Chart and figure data

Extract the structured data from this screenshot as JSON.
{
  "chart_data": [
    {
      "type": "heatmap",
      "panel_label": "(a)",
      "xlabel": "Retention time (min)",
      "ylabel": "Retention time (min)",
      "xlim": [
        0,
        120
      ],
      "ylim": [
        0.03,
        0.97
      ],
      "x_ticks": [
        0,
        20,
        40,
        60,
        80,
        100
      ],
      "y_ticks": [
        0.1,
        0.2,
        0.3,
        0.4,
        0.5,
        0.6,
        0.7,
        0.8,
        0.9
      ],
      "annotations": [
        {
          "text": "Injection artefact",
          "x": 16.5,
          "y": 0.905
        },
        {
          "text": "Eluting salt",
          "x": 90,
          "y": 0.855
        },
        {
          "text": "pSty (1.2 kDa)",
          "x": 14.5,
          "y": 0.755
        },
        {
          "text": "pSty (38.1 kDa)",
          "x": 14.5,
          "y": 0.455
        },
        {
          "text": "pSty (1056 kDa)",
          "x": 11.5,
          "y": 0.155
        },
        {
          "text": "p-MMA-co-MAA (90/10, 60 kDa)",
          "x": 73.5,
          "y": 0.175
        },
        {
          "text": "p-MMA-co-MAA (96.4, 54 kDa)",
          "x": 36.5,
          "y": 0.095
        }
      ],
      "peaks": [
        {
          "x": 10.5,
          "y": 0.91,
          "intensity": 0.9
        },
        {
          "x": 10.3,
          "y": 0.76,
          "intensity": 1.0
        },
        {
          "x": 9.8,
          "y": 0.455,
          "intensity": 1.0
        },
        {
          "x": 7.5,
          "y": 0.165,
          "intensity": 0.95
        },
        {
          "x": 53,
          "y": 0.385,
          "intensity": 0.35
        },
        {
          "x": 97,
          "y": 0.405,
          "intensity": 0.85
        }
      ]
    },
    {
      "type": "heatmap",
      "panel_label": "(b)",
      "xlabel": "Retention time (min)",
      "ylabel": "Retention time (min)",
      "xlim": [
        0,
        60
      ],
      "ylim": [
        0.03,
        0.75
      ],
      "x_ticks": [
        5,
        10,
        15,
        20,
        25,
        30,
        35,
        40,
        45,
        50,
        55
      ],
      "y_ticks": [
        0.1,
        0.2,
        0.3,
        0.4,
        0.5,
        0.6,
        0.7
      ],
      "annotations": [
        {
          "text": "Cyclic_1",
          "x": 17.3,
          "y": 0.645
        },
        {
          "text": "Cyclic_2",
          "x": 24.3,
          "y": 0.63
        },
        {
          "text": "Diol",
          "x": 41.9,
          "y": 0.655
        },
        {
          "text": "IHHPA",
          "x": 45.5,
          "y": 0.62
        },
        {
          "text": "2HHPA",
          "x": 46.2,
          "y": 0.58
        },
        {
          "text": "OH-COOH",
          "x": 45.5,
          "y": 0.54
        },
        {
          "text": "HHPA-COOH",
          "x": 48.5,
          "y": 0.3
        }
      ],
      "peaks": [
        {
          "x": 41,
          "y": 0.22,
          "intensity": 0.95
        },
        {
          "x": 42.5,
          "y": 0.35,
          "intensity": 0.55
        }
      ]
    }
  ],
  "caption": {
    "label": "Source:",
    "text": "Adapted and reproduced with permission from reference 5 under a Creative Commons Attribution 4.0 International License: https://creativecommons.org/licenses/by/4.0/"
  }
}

What is asked - Using the data above, return each line exactly as written.

Right answer -
Extract the structured data from this screenshot as JSON.
{
  "chart_data": [
    {
      "type": "heatmap",
      "panel_label": "(a)",
      "xlabel": "Retention time (min)",
      "ylabel": "Retention time (min)",
      "xlim": [
        0,
        120
      ],
      "ylim": [
        0.03,
        0.97
      ],
      "x_ticks": [
        0,
        20,
        40,
        60,
        80,
        100
      ],
      "y_ticks": [
        0.1,
        0.2,
        0.3,
        0.4,
        0.5,
        0.6,
        0.7,
        0.8,
        0.9
      ],
      "annotations": [
        {
          "text": "Injection artefact",
          "x": 16.5,
          "y": 0.905
        },
        {
          "text": "Eluting salt",
          "x": 90,
          "y": 0.855
        },
        {
          "text": "pSty (1.2 kDa)",
          "x": 14.5,
          "y": 0.755
        },
        {
          "text": "pSty (38.1 kDa)",
          "x": 14.5,
          "y": 0.455
        },
        {
          "text": "pSty (1056 kDa)",
          "x": 11.5,
          "y": 0.155
        },
        {
          "text": "p-MMA-co-MAA (90/10, 60 kDa)",
          "x": 73.5,
          "y": 0.175
        },
        {
          "text": "p-MMA-co-MAA (96.4, 54 kDa)",
          "x": 36.5,
          "y": 0.095
        }
      ],
      "peaks": [
        {
          "x": 10.5,
          "y": 0.91,
          "intensity": 0.9
        },
        {
          "x": 10.3,
          "y": 0.76,
          "intensity": 1.0
        },
        {
          "x": 9.8,
          "y": 0.455,
          "intensity": 1.0
        },
        {
          "x": 7.5,
          "y": 0.165,
          "intensity": 0.95
        },
        {
          "x": 53,
          "y": 0.385,
          "intensity": 0.35
        },
        {
          "x": 97,
          "y": 0.405,
          "intensity": 0.85
        }
      ]
    },
    {
      "type": "heatmap",
      "panel_label": "(b)",
      "xlabel": "Retention time (min)",
      "ylabel": "Retention time (min)",
      "xlim": [
        0,
        60
      ],
      "ylim": [
        0.03,
        0.75
      ],
      "x_ticks": [
        5,
        10,
        15,
        20,
        25,
        30,
        35,
        40,
        45,
        50,
        55
      ],
      "y_ticks": [
        0.1,
        0.2,
        0.3,
        0.4,
        0.5,
        0.6,
        0.7
      ],
      "annotations": [
        {
          "text": "Cyclic_1",
          "x": 17.3,
          "y": 0.645
        },
        {
          "text": "Cyclic_2",
          "x": 24.3,
          "y": 0.63
        },
        {
          "text": "Diol",
          "x": 41.9,
          "y": 0.655
        },
        {
          "text": "IHHPA",
          "x": 45.5,
          "y": 0.62
        },
        {
          "text": "2HHPA",
          "x": 46.2,
          "y": 0.58
        },
        {
          "text": "OH-COOH",
          "x": 45.5,
          "y": 0.54
        },
        {
          "text": "HHPA-COOH",
          "x": 48.5,
          "y": 0.3
        }
      ],
      "peaks": [
        {
          "x": 41,
          "y": 0.22,
          "intensity": 0.95
        },
        {
          "x": 42.5,
          "y": 0.35,
          "intensity": 0.55
        }
      ]
    }
  ],
  "caption": {
    "label": "Source:",
    "text": "Adapted and reproduced with permission from reference 5 under a Creative Commons Attribution 4.0 International License: https://creativecommons.org/licenses/by/4.0/"
  }
}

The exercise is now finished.